*YOUR INSTRUCTIONS*. Tally the lines in the records underneath that contain the string "with", and state the figure by itself.

====

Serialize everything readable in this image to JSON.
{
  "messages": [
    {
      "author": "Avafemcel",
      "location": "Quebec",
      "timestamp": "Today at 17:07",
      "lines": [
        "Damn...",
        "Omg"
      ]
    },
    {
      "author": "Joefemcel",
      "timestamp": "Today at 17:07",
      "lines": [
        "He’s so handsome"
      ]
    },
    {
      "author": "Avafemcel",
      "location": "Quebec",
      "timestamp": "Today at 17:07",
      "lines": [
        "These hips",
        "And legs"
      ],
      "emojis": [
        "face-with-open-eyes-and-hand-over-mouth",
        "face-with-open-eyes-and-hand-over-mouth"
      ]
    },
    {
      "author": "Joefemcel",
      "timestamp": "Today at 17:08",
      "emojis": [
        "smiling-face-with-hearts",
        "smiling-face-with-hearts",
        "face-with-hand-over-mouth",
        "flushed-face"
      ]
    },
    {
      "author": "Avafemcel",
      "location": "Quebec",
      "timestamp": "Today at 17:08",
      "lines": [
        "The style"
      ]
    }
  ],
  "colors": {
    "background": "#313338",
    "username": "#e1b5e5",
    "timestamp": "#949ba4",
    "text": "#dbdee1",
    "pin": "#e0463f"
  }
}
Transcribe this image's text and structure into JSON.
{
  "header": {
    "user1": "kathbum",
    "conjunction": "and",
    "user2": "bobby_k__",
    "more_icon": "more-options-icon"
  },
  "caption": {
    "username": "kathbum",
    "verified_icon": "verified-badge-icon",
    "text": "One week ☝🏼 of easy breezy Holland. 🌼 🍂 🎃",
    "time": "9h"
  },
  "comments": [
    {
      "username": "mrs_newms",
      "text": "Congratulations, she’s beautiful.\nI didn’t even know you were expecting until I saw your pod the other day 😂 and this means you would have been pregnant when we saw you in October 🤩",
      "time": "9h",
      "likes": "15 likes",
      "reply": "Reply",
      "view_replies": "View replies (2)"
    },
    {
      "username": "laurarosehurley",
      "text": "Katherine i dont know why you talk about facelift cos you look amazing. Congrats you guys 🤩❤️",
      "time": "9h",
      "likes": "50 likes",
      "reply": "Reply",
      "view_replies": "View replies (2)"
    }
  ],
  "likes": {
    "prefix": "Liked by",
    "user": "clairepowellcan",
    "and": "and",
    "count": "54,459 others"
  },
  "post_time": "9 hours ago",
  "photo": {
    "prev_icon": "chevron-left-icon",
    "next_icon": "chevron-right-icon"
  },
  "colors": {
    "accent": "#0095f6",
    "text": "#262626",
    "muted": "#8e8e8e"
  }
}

====

*THE RESPONSE*. 5